Dataset records:
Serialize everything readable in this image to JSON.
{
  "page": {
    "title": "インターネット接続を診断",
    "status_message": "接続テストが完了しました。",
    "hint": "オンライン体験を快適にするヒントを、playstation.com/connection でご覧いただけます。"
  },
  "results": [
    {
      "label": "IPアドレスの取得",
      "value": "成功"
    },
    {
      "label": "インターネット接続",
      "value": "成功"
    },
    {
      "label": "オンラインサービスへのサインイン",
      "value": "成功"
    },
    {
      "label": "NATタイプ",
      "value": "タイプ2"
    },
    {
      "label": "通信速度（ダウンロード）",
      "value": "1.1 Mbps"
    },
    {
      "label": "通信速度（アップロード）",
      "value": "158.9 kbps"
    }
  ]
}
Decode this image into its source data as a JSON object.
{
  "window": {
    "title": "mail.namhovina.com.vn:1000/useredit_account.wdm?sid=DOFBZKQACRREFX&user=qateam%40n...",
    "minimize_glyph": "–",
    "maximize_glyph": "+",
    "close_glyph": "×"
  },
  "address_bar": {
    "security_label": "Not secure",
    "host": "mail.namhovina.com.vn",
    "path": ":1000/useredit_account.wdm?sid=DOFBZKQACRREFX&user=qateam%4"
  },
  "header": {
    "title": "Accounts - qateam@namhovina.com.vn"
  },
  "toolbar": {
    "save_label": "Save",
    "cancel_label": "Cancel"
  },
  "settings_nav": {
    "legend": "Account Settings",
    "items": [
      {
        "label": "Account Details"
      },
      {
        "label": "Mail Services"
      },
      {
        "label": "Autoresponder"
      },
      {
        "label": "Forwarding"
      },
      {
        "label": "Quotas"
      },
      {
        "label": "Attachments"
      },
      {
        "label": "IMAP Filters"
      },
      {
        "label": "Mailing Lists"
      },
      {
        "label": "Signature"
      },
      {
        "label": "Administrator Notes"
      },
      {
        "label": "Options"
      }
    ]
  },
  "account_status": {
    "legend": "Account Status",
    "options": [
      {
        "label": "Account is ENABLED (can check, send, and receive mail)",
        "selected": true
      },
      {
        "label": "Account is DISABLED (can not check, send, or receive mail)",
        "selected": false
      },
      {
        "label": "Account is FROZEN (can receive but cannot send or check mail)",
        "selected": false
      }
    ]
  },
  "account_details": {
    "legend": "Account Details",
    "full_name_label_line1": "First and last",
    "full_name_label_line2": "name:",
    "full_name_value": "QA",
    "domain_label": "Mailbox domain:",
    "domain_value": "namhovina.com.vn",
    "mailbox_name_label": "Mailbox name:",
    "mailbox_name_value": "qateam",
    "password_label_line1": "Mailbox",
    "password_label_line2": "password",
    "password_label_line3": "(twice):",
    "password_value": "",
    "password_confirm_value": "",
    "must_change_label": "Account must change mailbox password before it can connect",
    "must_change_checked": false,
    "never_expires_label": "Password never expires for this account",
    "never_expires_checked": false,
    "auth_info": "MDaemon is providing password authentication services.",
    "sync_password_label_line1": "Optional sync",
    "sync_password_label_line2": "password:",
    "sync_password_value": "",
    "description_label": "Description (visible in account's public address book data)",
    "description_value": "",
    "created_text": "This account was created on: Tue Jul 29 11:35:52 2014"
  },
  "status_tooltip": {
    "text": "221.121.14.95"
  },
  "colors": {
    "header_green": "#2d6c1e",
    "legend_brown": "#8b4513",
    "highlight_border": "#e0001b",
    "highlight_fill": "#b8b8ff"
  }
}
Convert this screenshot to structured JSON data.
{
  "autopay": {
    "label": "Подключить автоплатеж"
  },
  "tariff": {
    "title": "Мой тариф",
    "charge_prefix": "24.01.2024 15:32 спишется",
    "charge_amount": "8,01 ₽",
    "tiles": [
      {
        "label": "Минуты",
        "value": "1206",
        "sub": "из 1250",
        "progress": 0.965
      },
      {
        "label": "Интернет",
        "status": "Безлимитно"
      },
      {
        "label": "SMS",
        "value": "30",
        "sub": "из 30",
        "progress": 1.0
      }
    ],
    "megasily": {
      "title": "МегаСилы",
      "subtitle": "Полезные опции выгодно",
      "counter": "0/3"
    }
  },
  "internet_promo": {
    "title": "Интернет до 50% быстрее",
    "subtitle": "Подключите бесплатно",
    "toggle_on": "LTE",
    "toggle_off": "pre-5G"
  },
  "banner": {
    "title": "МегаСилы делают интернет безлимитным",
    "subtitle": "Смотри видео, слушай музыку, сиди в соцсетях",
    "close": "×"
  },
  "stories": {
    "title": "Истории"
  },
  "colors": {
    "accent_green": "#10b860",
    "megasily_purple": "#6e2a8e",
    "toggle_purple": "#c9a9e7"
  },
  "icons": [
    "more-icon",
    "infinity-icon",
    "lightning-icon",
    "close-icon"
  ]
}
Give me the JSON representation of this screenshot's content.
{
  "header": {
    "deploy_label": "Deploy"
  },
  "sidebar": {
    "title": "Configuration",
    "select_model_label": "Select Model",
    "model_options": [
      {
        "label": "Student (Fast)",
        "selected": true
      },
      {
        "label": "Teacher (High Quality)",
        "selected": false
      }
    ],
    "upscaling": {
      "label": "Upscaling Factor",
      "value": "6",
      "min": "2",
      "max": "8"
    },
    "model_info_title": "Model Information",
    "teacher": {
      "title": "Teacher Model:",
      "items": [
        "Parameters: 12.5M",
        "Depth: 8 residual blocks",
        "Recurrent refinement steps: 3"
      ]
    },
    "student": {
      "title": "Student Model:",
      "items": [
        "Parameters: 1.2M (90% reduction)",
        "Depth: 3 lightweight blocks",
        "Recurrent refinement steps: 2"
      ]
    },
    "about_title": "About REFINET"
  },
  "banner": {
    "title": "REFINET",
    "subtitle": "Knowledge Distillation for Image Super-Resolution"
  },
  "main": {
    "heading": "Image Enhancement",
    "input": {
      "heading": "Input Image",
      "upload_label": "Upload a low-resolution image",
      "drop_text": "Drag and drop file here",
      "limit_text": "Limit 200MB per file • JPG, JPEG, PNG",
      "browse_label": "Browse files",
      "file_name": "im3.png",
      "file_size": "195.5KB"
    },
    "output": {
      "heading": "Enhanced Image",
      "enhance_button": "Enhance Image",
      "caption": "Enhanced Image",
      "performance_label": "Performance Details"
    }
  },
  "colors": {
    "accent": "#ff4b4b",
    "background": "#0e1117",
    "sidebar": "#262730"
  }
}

_Aim of the task_
Exactly as they are written, print the entries again.

_Result below_
Serialize everything readable in this image to JSON.
{
  "page": {
    "title": "インターネット接続を診断",
    "status_message": "接続テストが完了しました。",
    "hint": "オンライン体験を快適にするヒントを、playstation.com/connection でご覧いただけます。"
  },
  "results": [
    {
      "label": "IPアドレスの取得",
      "value": "成功"
    },
    {
      "label": "インターネット接続",
      "value": "成功"
    },
    {
      "label": "オンラインサービスへのサインイン",
      "value": "成功"
    },
    {
      "label": "NATタイプ",
      "value": "タイプ2"
    },
    {
      "label": "通信速度（ダウンロード）",
      "value": "1.1 Mbps"
    },
    {
      "label": "通信速度（アップロード）",
      "value": "158.9 kbps"
    }
  ]
}
Decode this image into its source data as a JSON object.
{
  "window": {
    "title": "mail.namhovina.com.vn:1000/useredit_account.wdm?sid=DOFBZKQACRREFX&user=qateam%40n...",
    "minimize_glyph": "–",
    "maximize_glyph": "+",
    "close_glyph": "×"
  },
  "address_bar": {
    "security_label": "Not secure",
    "host": "mail.namhovina.com.vn",
    "path": ":1000/useredit_account.wdm?sid=DOFBZKQACRREFX&user=qateam%4"
  },
  "header": {
    "title": "Accounts - qateam@namhovina.com.vn"
  },
  "toolbar": {
    "save_label": "Save",
    "cancel_label": "Cancel"
  },
  "settings_nav": {
    "legend": "Account Settings",
    "items": [
      {
        "label": "Account Details"
      },
      {
        "label": "Mail Services"
      },
      {
        "label": "Autoresponder"
      },
      {
        "label": "Forwarding"
      },
      {
        "label": "Quotas"
      },
      {
        "label": "Attachments"
      },
      {
        "label": "IMAP Filters"
      },
      {
        "label": "Mailing Lists"
      },
      {
        "label": "Signature"
      },
      {
        "label": "Administrator Notes"
      },
      {
        "label": "Options"
      }
    ]
  },
  "account_status": {
    "legend": "Account Status",
    "options": [
      {
        "label": "Account is ENABLED (can check, send, and receive mail)",
        "selected": true
      },
      {
        "label": "Account is DISABLED (can not check, send, or receive mail)",
        "selected": false
      },
      {
        "label": "Account is FROZEN (can receive but cannot send or check mail)",
        "selected": false
      }
    ]
  },
  "account_details": {
    "legend": "Account Details",
    "full_name_label_line1": "First and last",
    "full_name_label_line2": "name:",
    "full_name_value": "QA",
    "domain_label": "Mailbox domain:",
    "domain_value": "namhovina.com.vn",
    "mailbox_name_label": "Mailbox name:",
    "mailbox_name_value": "qateam",
    "password_label_line1": "Mailbox",
    "password_label_line2": "password",
    "password_label_line3": "(twice):",
    "password_value": "",
    "password_confirm_value": "",
    "must_change_label": "Account must change mailbox password before it can connect",
    "must_change_checked": false,
    "never_expires_label": "Password never expires for this account",
    "never_expires_checked": false,
    "auth_info": "MDaemon is providing password authentication services.",
    "sync_password_label_line1": "Optional sync",
    "sync_password_label_line2": "password:",
    "sync_password_value": "",
    "description_label": "Description (visible in account's public address book data)",
    "description_value": "",
    "created_text": "This account was created on: Tue Jul 29 11:35:52 2014"
  },
  "status_tooltip": {
    "text": "221.121.14.95"
  },
  "colors": {
    "header_green": "#2d6c1e",
    "legend_brown": "#8b4513",
    "highlight_border": "#e0001b",
    "highlight_fill": "#b8b8ff"
  }
}
Convert this screenshot to structured JSON data.
{
  "autopay": {
    "label": "Подключить автоплатеж"
  },
  "tariff": {
    "title": "Мой тариф",
    "charge_prefix": "24.01.2024 15:32 спишется",
    "charge_amount": "8,01 ₽",
    "tiles": [
      {
        "label": "Минуты",
        "value": "1206",
        "sub": "из 1250",
        "progress": 0.965
      },
      {
        "label": "Интернет",
        "status": "Безлимитно"
      },
      {
        "label": "SMS",
        "value": "30",
        "sub": "из 30",
        "progress": 1.0
      }
    ],
    "megasily": {
      "title": "МегаСилы",
      "subtitle": "Полезные опции выгодно",
      "counter": "0/3"
    }
  },
  "internet_promo": {
    "title": "Интернет до 50% быстрее",
    "subtitle": "Подключите бесплатно",
    "toggle_on": "LTE",
    "toggle_off": "pre-5G"
  },
  "banner": {
    "title": "МегаСилы делают интернет безлимитным",
    "subtitle": "Смотри видео, слушай музыку, сиди в соцсетях",
    "close": "×"
  },
  "stories": {
    "title": "Истории"
  },
  "colors": {
    "accent_green": "#10b860",
    "megasily_purple": "#6e2a8e",
    "toggle_purple": "#c9a9e7"
  },
  "icons": [
    "more-icon",
    "infinity-icon",
    "lightning-icon",
    "close-icon"
  ]
}
Give me the JSON representation of this screenshot's content.
{
  "header": {
    "deploy_label": "Deploy"
  },
  "sidebar": {
    "title": "Configuration",
    "select_model_label": "Select Model",
    "model_options": [
      {
        "label": "Student (Fast)",
        "selected": true
      },
      {
        "label": "Teacher (High Quality)",
        "selected": false
      }
    ],
    "upscaling": {
      "label": "Upscaling Factor",
      "value": "6",
      "min": "2",
      "max": "8"
    },
    "model_info_title": "Model Information",
    "teacher": {
      "title": "Teacher Model:",
      "items": [
        "Parameters: 12.5M",
        "Depth: 8 residual blocks",
        "Recurrent refinement steps: 3"
      ]
    },
    "student": {
      "title": "Student Model:",
      "items": [
        "Parameters: 1.2M (90% reduction)",
        "Depth: 3 lightweight blocks",
        "Recurrent refinement steps: 2"
      ]
    },
    "about_title": "About REFINET"
  },
  "banner": {
    "title": "REFINET",
    "subtitle": "Knowledge Distillation for Image Super-Resolution"
  },
  "main": {
    "heading": "Image Enhancement",
    "input": {
      "heading": "Input Image",
      "upload_label": "Upload a low-resolution image",
      "drop_text": "Drag and drop file here",
      "limit_text": "Limit 200MB per file • JPG, JPEG, PNG",
      "browse_label": "Browse files",
      "file_name": "im3.png",
      "file_size": "195.5KB"
    },
    "output": {
      "heading": "Enhanced Image",
      "enhance_button": "Enhance Image",
      "caption": "Enhanced Image",
      "performance_label": "Performance Details"
    }
  },
  "colors": {
    "accent": "#ff4b4b",
    "background": "#0e1117",
    "sidebar": "#262730"
  }
}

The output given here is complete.